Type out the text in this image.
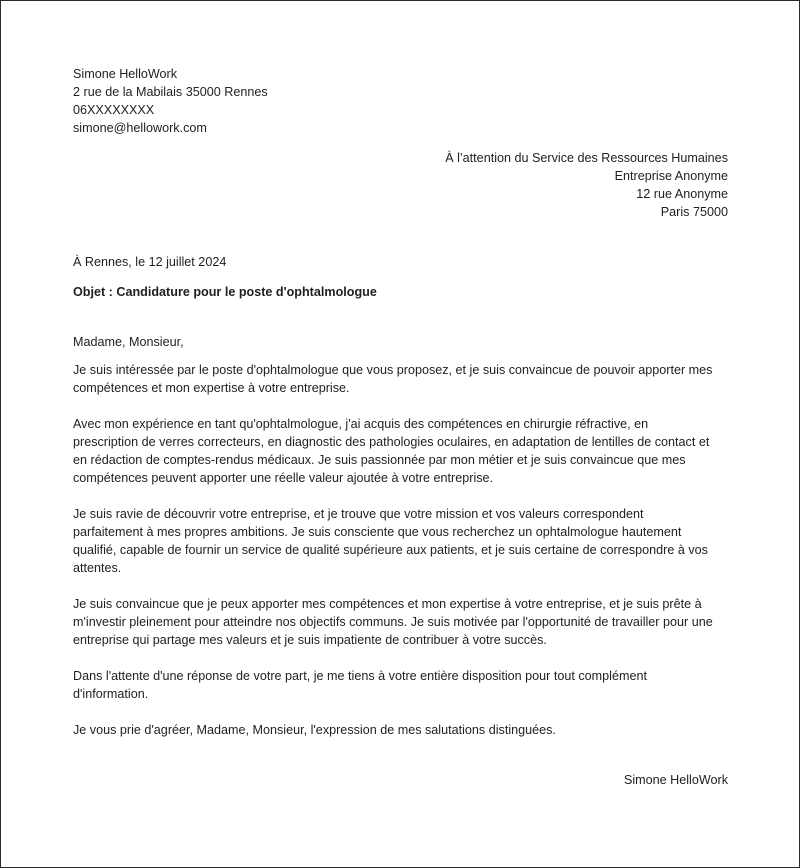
Simone HelloWork
2 rue de la Mabilais 35000 Rennes
06XXXXXXXX
simone@hellowork.com
À l’attention du Service des Ressources Humaines
Entreprise Anonyme
12 rue Anonyme
Paris 75000
À Rennes, le 12 juillet 2024
Objet : Candidature pour le poste d'ophtalmologue
Madame, Monsieur,
Je suis intéressée par le poste d'ophtalmologue que vous proposez, et je suis convaincue de pouvoir apporter mes
compétences et mon expertise à votre entreprise.
Avec mon expérience en tant qu'ophtalmologue, j'ai acquis des compétences en chirurgie réfractive, en
prescription de verres correcteurs, en diagnostic des pathologies oculaires, en adaptation de lentilles de contact et
en rédaction de comptes-rendus médicaux. Je suis passionnée par mon métier et je suis convaincue que mes
compétences peuvent apporter une réelle valeur ajoutée à votre entreprise.
Je suis ravie de découvrir votre entreprise, et je trouve que votre mission et vos valeurs correspondent
parfaitement à mes propres ambitions. Je suis consciente que vous recherchez un ophtalmologue hautement
qualifié, capable de fournir un service de qualité supérieure aux patients, et je suis certaine de correspondre à vos
attentes.
Je suis convaincue que je peux apporter mes compétences et mon expertise à votre entreprise, et je suis prête à
m'investir pleinement pour atteindre nos objectifs communs. Je suis motivée par l'opportunité de travailler pour une
entreprise qui partage mes valeurs et je suis impatiente de contribuer à votre succès.
Dans l'attente d'une réponse de votre part, je me tiens à votre entière disposition pour tout complément
d'information.
Je vous prie d'agréer, Madame, Monsieur, l'expression de mes salutations distinguées.
Simone HelloWork
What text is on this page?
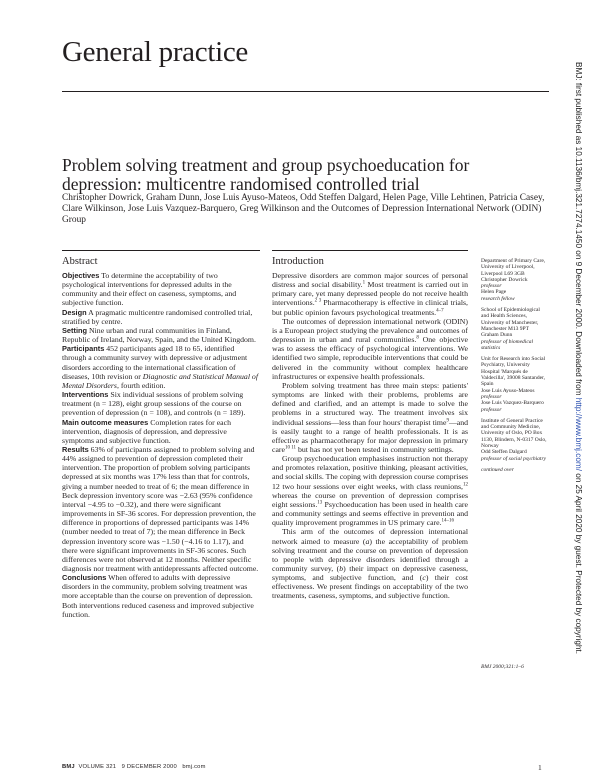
General practice
Problem solving treatment and group psychoeducation for depression: multicentre randomised controlled trial
Christopher Dowrick, Graham Dunn, Jose Luis Ayuso-Mateos, Odd Steffen Dalgard, Helen Page, Ville Lehtinen, Patricia Casey, Clare Wilkinson, Jose Luis Vazquez-Barquero, Greg Wilkinson and the Outcomes of Depression International Network (ODIN) Group
Abstract	Introduction

Objectives To determine the acceptability of two psychological interventions for depressed adults in the community and their effect on caseness, symptoms, and subjective function.

Design A pragmatic multicentre randomised controlled trial, stratified by centre.

Setting Nine urban and rural communities in Finland, Republic of Ireland, Norway, Spain, and the United Kingdom.

Participants 452 participants aged 18 to 65, identified through a community survey with depressive or adjustment disorders according to the international classification of diseases, 10th revision or Diagnostic and Statistical Manual of Mental Disorders, fourth edition.

Interventions Six individual sessions of problem solving treatment (n = 128), eight group sessions of the course on prevention of depression (n = 108), and controls (n = 189).

Main outcome measures Completion rates for each intervention, diagnosis of depression, and depressive symptoms and subjective function.

Results 63% of participants assigned to problem solving and 44% assigned to prevention of depression completed their intervention. The proportion of problem solving participants depressed at six months was 17% less than that for controls, giving a number needed to treat of 6; the mean difference in Beck depression inventory score was −2.63 (95% confidence interval −4.95 to −0.32), and there were significant improvements in SF-36 scores. For depression prevention, the difference in proportions of depressed participants was 14% (number needed to treat of 7); the mean difference in Beck depression inventory score was −1.50 (−4.16 to 1.17), and there were significant improvements in SF-36 scores. Such differences were not observed at 12 months. Neither specific diagnosis nor treatment with antidepressants affected outcome.

Conclusions When offered to adults with depressive disorders in the community, problem solving treatment was more acceptable than the course on prevention of depression. Both interventions reduced caseness and improved subjective function.

Depressive disorders are common major sources of personal distress and social disability.$^1$ Most treatment is carried out in primary care, yet many depressed people do not receive health interventions.$^{2 3}$ Pharmacotherapy is effective in clinical trials, but public opinion favours psychological treatments.$^{4-7}$

The outcomes of depression international network (ODIN) is a European project studying the prevalence and outcomes of depression in urban and rural communities.$^8$ One objective was to assess the efficacy of psychological interventions. We identified two simple, reproducible interventions that could be delivered in the community without complex healthcare infrastructures or expensive health professionals.

Problem solving treatment has three main steps: patients' symptoms are linked with their problems, problems are defined and clarified, and an attempt is made to solve the problems in a structured way. The treatment involves six individual sessions—less than four hours' therapist time$^9$—and is easily taught to a range of health professionals. It is as effective as pharmacotherapy for major depression in primary care$^{10 11}$ but has not yet been tested in community settings.

Group psychoeducation emphasises instruction not therapy and promotes relaxation, positive thinking, pleasant activities, and social skills. The coping with depression course comprises 12 two hour sessions over eight weeks, with class reunions,$^{12}$ whereas the course on prevention of depression comprises eight sessions.$^{13}$ Psychoeducation has been used in health care and community settings and seems effective in prevention and quality improvement programmes in US primary care.$^{14-16}$

This arm of the outcomes of depression international network aimed to measure (a) the acceptability of problem solving treatment and the course on prevention of depression to people with depressive disorders identified through a community survey, (b) their impact on depressive caseness, symptoms, and subjective function, and (c) their cost effectiveness. We present findings on acceptability of the two treatments, caseness, symptoms, and subjective function.

Department of Primary Care, University of Liverpool, Liverpool L69 3GB
Christopher Dowrick
professor
Helen Page
research fellow
School of Epidemiological and Health Sciences, University of Manchester, Manchester M13 9PT
Graham Dunn
professor of biomedical statistics
Unit for Research into Social Psychiatry, University Hospital 'Marqués de Valdecilla', 39008 Santander, Spain
Jose Luis Ayuso-Mateos
professor
Jose Luis Vazquez-Barquero
professor
Institute of General Practice and Community Medicine, University of Oslo, PO Box 1130, Blindern, N-0317 Oslo, Norway
Odd Steffen Dalgard
professor of social psychiatry
continued over
BMJ 2000;321:1–6
BMJ VOLUME 321 9 DECEMBER 2000 bmj.com	1
BMJ: first published as 10.1136/bmj.321.7274.1450 on 9 December 2000. Downloaded from http://www.bmj.com/ on 25 April 2020 by guest. Protected by copyright.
────────────────────
### What you should do:
Every entry above, pictures excluded, needs to be duplicated exactly.

### Your solution:
Type out the text in this image.
Simone HelloWork
2 rue de la Mabilais 35000 Rennes
06XXXXXXXX
simone@hellowork.com
À l’attention du Service des Ressources Humaines
Entreprise Anonyme
12 rue Anonyme
Paris 75000
À Rennes, le 12 juillet 2024
Objet : Candidature pour le poste d'ophtalmologue
Madame, Monsieur,
Je suis intéressée par le poste d'ophtalmologue que vous proposez, et je suis convaincue de pouvoir apporter mes
compétences et mon expertise à votre entreprise.
Avec mon expérience en tant qu'ophtalmologue, j'ai acquis des compétences en chirurgie réfractive, en
prescription de verres correcteurs, en diagnostic des pathologies oculaires, en adaptation de lentilles de contact et
en rédaction de comptes-rendus médicaux. Je suis passionnée par mon métier et je suis convaincue que mes
compétences peuvent apporter une réelle valeur ajoutée à votre entreprise.
Je suis ravie de découvrir votre entreprise, et je trouve que votre mission et vos valeurs correspondent
parfaitement à mes propres ambitions. Je suis consciente que vous recherchez un ophtalmologue hautement
qualifié, capable de fournir un service de qualité supérieure aux patients, et je suis certaine de correspondre à vos
attentes.
Je suis convaincue que je peux apporter mes compétences et mon expertise à votre entreprise, et je suis prête à
m'investir pleinement pour atteindre nos objectifs communs. Je suis motivée par l'opportunité de travailler pour une
entreprise qui partage mes valeurs et je suis impatiente de contribuer à votre succès.
Dans l'attente d'une réponse de votre part, je me tiens à votre entière disposition pour tout complément
d'information.
Je vous prie d'agréer, Madame, Monsieur, l'expression de mes salutations distinguées.
Simone HelloWork
What text is on this page?
General practice
Problem solving treatment and group psychoeducation for depression: multicentre randomised controlled trial
Christopher Dowrick, Graham Dunn, Jose Luis Ayuso-Mateos, Odd Steffen Dalgard, Helen Page, Ville Lehtinen, Patricia Casey, Clare Wilkinson, Jose Luis Vazquez-Barquero, Greg Wilkinson and the Outcomes of Depression International Network (ODIN) Group
Abstract	Introduction

Objectives To determine the acceptability of two psychological interventions for depressed adults in the community and their effect on caseness, symptoms, and subjective function.

Design A pragmatic multicentre randomised controlled trial, stratified by centre.

Setting Nine urban and rural communities in Finland, Republic of Ireland, Norway, Spain, and the United Kingdom.

Participants 452 participants aged 18 to 65, identified through a community survey with depressive or adjustment disorders according to the international classification of diseases, 10th revision or Diagnostic and Statistical Manual of Mental Disorders, fourth edition.

Interventions Six individual sessions of problem solving treatment (n = 128), eight group sessions of the course on prevention of depression (n = 108), and controls (n = 189).

Main outcome measures Completion rates for each intervention, diagnosis of depression, and depressive symptoms and subjective function.

Results 63% of participants assigned to problem solving and 44% assigned to prevention of depression completed their intervention. The proportion of problem solving participants depressed at six months was 17% less than that for controls, giving a number needed to treat of 6; the mean difference in Beck depression inventory score was −2.63 (95% confidence interval −4.95 to −0.32), and there were significant improvements in SF-36 scores. For depression prevention, the difference in proportions of depressed participants was 14% (number needed to treat of 7); the mean difference in Beck depression inventory score was −1.50 (−4.16 to 1.17), and there were significant improvements in SF-36 scores. Such differences were not observed at 12 months. Neither specific diagnosis nor treatment with antidepressants affected outcome.

Conclusions When offered to adults with depressive disorders in the community, problem solving treatment was more acceptable than the course on prevention of depression. Both interventions reduced caseness and improved subjective function.

Depressive disorders are common major sources of personal distress and social disability.$^1$ Most treatment is carried out in primary care, yet many depressed people do not receive health interventions.$^{2 3}$ Pharmacotherapy is effective in clinical trials, but public opinion favours psychological treatments.$^{4-7}$

The outcomes of depression international network (ODIN) is a European project studying the prevalence and outcomes of depression in urban and rural communities.$^8$ One objective was to assess the efficacy of psychological interventions. We identified two simple, reproducible interventions that could be delivered in the community without complex healthcare infrastructures or expensive health professionals.

Problem solving treatment has three main steps: patients' symptoms are linked with their problems, problems are defined and clarified, and an attempt is made to solve the problems in a structured way. The treatment involves six individual sessions—less than four hours' therapist time$^9$—and is easily taught to a range of health professionals. It is as effective as pharmacotherapy for major depression in primary care$^{10 11}$ but has not yet been tested in community settings.

Group psychoeducation emphasises instruction not therapy and promotes relaxation, positive thinking, pleasant activities, and social skills. The coping with depression course comprises 12 two hour sessions over eight weeks, with class reunions,$^{12}$ whereas the course on prevention of depression comprises eight sessions.$^{13}$ Psychoeducation has been used in health care and community settings and seems effective in prevention and quality improvement programmes in US primary care.$^{14-16}$

This arm of the outcomes of depression international network aimed to measure (a) the acceptability of problem solving treatment and the course on prevention of depression to people with depressive disorders identified through a community survey, (b) their impact on depressive caseness, symptoms, and subjective function, and (c) their cost effectiveness. We present findings on acceptability of the two treatments, caseness, symptoms, and subjective function.

Department of Primary Care, University of Liverpool, Liverpool L69 3GB
Christopher Dowrick
professor
Helen Page
research fellow
School of Epidemiological and Health Sciences, University of Manchester, Manchester M13 9PT
Graham Dunn
professor of biomedical statistics
Unit for Research into Social Psychiatry, University Hospital 'Marqués de Valdecilla', 39008 Santander, Spain
Jose Luis Ayuso-Mateos
professor
Jose Luis Vazquez-Barquero
professor
Institute of General Practice and Community Medicine, University of Oslo, PO Box 1130, Blindern, N-0317 Oslo, Norway
Odd Steffen Dalgard
professor of social psychiatry
continued over
BMJ 2000;321:1–6
BMJ VOLUME 321 9 DECEMBER 2000 bmj.com	1
BMJ: first published as 10.1136/bmj.321.7274.1450 on 9 December 2000. Downloaded from http://www.bmj.com/ on 25 April 2020 by guest. Protected by copyright.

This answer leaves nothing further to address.